■ Exercise goal:
List each line in which the string "процесс" appears.

-------- Data provided

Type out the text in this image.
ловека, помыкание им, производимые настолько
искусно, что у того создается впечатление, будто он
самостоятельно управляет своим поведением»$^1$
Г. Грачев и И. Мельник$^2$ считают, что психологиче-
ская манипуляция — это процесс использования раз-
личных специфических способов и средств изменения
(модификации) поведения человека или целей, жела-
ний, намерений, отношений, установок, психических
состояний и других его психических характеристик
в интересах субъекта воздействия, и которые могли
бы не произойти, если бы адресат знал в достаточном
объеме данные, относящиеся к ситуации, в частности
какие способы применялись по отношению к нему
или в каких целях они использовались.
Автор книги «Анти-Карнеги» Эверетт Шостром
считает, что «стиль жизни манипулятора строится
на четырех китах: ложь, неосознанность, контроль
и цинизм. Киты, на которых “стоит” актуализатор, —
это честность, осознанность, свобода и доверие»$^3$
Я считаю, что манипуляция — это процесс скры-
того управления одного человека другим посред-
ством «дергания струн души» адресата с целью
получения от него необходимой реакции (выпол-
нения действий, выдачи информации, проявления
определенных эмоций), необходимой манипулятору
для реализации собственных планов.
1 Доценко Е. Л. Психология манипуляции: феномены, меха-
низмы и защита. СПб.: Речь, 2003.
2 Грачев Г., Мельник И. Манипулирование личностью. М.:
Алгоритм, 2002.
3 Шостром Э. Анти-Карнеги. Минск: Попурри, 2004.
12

----------------

■ Solved exercise:
ская манипуляция — это процесс использования раз-
Я считаю, что манипуляция — это процесс скры-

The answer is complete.